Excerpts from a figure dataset
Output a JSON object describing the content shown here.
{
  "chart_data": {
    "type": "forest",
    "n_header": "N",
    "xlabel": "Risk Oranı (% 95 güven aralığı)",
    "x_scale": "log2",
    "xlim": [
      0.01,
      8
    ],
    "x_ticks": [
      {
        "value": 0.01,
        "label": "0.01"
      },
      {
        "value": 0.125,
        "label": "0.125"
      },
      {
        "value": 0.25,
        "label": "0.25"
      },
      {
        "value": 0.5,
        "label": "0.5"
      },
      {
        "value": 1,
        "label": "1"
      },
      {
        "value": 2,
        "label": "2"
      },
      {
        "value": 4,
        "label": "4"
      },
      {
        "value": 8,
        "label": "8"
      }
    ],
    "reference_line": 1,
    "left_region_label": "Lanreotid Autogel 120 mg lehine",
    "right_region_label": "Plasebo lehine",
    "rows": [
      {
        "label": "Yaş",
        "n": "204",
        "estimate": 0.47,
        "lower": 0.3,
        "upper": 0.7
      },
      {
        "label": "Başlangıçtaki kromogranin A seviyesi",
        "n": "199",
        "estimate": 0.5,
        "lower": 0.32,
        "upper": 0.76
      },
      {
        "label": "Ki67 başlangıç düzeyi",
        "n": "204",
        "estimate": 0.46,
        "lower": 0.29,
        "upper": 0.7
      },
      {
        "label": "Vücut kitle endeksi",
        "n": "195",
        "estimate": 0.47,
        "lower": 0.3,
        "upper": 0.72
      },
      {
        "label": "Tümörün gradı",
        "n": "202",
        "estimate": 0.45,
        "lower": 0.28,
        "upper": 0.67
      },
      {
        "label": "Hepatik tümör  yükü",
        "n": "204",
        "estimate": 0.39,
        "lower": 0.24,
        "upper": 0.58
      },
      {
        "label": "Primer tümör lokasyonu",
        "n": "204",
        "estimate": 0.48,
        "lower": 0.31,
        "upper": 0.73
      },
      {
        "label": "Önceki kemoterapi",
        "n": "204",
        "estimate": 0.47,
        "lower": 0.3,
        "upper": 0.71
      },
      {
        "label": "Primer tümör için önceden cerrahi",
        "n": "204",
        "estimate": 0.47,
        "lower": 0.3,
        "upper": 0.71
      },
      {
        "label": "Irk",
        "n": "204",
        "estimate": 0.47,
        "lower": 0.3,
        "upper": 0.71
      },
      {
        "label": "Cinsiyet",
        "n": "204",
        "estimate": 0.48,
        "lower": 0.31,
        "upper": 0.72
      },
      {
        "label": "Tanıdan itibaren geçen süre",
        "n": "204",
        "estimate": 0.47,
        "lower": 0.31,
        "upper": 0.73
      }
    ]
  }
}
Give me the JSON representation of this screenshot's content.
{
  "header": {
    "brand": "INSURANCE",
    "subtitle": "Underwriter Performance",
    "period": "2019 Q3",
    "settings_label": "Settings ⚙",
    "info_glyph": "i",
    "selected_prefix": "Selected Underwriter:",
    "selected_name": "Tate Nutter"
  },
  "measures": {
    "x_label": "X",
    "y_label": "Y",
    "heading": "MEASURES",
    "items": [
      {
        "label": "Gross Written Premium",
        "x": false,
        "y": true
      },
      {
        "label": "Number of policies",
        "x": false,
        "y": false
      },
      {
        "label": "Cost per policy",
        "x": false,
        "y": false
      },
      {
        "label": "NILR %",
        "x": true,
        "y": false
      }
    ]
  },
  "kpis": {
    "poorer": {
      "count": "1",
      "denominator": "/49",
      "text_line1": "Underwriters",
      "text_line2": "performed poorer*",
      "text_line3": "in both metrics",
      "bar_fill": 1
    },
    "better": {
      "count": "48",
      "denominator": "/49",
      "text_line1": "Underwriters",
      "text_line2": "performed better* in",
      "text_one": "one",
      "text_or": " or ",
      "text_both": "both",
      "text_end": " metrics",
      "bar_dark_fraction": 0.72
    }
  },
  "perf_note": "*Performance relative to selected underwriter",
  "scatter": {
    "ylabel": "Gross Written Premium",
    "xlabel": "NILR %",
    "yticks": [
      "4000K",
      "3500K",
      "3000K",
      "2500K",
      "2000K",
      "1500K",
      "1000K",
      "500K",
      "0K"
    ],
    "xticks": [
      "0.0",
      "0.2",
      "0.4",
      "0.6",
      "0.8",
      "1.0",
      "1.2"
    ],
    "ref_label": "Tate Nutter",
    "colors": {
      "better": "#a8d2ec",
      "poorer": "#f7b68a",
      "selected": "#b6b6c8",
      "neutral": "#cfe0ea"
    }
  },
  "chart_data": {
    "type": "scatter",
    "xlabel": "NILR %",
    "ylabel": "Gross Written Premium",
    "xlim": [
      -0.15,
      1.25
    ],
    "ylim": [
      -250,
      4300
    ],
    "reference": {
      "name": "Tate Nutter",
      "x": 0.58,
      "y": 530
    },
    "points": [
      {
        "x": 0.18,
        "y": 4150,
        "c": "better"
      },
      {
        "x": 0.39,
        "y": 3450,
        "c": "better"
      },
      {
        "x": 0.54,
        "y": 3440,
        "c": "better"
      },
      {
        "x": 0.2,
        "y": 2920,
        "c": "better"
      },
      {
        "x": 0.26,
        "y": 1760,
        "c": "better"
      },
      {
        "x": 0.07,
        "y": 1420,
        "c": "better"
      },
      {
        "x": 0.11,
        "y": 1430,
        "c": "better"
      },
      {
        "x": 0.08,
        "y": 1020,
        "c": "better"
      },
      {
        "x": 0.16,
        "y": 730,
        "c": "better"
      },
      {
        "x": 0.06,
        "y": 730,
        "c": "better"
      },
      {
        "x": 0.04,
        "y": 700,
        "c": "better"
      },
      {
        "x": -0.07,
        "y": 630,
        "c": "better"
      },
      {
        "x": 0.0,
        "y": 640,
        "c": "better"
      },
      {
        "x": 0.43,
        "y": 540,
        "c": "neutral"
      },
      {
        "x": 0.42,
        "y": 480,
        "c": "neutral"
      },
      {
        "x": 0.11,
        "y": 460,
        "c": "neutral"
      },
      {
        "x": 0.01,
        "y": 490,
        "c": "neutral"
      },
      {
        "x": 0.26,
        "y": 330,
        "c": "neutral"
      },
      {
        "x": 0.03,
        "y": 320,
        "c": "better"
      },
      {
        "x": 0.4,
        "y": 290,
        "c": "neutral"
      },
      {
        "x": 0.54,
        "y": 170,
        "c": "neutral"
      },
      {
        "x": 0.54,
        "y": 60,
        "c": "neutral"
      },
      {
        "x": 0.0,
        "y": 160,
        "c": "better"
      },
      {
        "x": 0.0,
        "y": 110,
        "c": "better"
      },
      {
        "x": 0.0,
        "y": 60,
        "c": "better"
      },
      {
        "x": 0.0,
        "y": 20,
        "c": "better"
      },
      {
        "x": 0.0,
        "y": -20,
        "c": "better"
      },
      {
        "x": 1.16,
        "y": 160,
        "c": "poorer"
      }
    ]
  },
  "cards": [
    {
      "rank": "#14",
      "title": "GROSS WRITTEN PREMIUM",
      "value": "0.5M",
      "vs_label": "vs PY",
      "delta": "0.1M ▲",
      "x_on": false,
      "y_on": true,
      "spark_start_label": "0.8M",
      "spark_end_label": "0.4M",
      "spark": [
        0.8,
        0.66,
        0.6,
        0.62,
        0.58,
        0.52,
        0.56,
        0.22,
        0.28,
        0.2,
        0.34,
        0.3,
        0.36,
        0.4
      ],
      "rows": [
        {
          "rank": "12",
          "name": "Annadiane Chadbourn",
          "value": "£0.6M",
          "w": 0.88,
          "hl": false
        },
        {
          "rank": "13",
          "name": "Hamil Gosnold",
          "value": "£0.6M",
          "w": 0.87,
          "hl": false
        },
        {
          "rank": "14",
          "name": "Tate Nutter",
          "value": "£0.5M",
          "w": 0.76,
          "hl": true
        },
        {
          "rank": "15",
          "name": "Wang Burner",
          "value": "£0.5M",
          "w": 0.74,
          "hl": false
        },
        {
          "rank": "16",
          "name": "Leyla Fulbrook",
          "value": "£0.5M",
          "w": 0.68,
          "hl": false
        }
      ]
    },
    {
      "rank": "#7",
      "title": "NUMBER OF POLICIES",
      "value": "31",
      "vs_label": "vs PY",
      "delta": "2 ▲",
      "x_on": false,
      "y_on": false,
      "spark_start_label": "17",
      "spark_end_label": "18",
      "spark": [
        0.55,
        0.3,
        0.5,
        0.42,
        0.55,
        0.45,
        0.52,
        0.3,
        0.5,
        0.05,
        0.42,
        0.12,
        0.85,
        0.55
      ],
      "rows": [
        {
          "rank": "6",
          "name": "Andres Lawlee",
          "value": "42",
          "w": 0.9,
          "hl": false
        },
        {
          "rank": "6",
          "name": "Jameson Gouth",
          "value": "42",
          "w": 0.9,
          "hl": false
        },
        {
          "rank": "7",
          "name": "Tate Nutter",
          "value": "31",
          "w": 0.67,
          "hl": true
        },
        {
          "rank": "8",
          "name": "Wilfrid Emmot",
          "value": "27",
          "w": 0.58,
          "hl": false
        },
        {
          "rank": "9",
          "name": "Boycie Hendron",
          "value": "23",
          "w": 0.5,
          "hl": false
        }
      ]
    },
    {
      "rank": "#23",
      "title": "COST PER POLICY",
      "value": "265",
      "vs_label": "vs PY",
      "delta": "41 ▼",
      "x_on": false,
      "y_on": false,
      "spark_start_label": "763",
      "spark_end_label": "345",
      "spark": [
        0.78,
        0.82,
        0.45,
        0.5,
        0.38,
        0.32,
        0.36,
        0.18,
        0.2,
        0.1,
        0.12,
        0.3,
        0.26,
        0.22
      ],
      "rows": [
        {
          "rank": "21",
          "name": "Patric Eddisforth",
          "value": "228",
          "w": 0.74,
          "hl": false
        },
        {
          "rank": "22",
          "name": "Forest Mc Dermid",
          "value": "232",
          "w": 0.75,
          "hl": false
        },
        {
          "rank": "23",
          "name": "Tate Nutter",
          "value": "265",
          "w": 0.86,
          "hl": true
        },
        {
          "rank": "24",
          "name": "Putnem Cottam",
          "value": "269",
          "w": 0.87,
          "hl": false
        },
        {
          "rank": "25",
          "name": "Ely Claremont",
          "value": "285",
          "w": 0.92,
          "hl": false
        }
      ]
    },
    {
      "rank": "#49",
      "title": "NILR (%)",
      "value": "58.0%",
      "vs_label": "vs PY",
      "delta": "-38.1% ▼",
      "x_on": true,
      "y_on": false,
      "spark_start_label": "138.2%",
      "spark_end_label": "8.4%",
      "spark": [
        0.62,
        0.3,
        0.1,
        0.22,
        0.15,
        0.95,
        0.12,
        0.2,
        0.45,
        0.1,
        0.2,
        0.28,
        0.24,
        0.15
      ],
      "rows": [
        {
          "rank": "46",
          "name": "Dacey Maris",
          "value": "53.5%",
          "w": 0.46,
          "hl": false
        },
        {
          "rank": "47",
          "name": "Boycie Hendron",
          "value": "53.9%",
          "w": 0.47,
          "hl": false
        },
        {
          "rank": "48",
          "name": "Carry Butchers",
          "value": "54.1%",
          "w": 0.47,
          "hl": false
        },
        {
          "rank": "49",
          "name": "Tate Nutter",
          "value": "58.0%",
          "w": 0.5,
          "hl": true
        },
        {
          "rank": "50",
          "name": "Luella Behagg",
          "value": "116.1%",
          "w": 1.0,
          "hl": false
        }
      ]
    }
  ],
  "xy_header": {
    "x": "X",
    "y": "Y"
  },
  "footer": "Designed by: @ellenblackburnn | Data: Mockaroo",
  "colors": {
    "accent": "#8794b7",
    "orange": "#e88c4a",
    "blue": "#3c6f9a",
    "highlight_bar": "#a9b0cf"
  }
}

### GIVEN PROBLEM
Provide the number of lines in the data above that contain the string "both", and nothing else.

### FULL OUTPUT
2